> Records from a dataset
++++++++++

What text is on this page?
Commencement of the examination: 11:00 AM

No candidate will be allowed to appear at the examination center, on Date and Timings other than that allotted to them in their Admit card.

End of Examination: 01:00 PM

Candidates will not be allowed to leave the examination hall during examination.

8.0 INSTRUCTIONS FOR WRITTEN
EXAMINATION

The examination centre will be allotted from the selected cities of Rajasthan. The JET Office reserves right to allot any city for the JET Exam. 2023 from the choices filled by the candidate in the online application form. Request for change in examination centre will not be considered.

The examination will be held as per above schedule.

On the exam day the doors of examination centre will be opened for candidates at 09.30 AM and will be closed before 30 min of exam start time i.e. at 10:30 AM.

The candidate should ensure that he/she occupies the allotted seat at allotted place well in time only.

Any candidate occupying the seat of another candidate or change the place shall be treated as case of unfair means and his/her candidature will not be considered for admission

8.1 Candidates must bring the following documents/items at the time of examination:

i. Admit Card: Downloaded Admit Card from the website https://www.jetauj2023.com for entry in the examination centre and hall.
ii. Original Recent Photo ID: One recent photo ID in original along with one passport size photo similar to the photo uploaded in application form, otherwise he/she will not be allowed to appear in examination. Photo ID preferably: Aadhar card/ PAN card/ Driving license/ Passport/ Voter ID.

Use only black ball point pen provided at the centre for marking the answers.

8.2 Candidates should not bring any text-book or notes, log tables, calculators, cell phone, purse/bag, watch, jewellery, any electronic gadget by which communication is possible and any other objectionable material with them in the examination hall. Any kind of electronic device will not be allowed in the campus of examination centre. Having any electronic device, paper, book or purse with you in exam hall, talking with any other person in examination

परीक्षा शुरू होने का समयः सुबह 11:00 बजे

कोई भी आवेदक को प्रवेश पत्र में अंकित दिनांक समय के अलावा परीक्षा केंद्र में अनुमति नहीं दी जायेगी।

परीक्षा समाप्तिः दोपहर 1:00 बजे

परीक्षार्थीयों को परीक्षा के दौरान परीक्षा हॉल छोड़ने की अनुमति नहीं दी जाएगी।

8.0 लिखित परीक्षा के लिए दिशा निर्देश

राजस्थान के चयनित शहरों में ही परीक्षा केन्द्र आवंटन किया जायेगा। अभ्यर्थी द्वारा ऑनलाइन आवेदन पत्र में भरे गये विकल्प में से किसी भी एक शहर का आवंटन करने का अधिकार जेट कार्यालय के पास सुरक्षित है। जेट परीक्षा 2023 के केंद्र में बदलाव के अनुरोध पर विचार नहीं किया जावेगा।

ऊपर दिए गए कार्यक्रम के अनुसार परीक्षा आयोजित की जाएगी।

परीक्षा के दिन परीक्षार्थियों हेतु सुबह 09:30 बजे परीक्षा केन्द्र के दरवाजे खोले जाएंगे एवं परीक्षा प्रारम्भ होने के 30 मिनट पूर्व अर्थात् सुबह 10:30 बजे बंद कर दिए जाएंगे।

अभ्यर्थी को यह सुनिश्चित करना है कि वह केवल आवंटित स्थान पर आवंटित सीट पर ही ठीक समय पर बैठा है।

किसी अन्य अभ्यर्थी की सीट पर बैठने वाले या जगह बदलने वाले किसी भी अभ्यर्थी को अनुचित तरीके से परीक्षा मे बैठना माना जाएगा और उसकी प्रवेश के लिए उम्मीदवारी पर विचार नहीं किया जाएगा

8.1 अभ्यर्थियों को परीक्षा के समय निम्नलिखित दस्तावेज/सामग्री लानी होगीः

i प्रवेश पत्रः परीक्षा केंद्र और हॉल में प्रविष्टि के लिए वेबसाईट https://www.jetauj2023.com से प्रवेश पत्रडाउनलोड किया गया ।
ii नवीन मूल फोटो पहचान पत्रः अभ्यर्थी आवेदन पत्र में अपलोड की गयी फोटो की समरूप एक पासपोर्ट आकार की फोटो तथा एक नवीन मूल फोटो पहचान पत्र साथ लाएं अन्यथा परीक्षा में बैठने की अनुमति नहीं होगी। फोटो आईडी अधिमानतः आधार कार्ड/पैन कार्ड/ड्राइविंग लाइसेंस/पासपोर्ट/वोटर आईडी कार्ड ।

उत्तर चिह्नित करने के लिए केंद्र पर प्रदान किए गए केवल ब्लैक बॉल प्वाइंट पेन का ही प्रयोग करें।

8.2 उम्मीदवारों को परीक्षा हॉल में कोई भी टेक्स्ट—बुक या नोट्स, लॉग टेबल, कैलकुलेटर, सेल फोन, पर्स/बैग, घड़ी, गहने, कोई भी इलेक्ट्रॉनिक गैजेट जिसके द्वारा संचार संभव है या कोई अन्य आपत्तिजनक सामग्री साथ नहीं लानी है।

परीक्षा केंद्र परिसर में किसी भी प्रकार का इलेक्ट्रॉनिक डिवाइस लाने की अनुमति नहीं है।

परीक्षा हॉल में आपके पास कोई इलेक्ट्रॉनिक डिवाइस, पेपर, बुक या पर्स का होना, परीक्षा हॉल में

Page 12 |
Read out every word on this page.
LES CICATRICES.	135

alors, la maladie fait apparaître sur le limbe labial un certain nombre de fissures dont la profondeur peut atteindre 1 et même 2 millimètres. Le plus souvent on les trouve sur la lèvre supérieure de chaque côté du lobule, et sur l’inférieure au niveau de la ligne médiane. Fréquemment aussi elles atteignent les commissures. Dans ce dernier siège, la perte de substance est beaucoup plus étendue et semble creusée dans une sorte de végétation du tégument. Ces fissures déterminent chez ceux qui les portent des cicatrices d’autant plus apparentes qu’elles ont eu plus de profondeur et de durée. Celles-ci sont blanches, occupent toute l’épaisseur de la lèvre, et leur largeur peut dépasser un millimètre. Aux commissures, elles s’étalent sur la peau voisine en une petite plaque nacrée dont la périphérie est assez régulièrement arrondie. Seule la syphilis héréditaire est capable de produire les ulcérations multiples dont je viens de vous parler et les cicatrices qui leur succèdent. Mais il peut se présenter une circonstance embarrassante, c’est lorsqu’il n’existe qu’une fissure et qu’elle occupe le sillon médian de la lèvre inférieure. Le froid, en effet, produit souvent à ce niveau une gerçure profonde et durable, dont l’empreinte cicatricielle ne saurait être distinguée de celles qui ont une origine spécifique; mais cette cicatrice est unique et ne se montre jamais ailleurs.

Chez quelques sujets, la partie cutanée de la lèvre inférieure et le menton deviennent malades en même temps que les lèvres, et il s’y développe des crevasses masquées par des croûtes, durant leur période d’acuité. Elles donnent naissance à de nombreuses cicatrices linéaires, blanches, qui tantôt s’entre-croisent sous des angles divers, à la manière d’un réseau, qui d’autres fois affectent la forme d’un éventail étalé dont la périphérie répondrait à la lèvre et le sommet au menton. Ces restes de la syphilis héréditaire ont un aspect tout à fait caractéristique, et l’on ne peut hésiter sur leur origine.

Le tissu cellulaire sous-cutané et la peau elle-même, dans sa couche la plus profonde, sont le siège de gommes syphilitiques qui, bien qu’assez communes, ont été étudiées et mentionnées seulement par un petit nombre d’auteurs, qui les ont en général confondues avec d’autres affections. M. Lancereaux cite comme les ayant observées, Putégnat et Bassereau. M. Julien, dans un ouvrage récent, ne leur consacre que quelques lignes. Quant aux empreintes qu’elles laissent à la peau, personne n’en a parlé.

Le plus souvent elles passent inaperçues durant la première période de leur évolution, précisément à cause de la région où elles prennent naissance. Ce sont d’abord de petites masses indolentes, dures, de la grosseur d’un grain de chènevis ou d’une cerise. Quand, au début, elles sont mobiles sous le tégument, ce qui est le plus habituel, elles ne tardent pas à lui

++++++++++

> YOUR OBJECTIVE
Extract all lines containing the word "bring".

> EXERCISE ANSWER
8.1 Candidates must bring the following documents/items at the time of examination:
8.2 Candidates should not bring any text-book or notes, log tables, calculators, cell phone, purse/bag, watch, jewellery, any electronic gadget by which communication is possible and any other objectionable material with them in the examination hall. Any kind of electronic device will not be allowed in the campus of examination centre. Having any electronic device, paper, book or purse with you in exam hall, talking with any other person in examination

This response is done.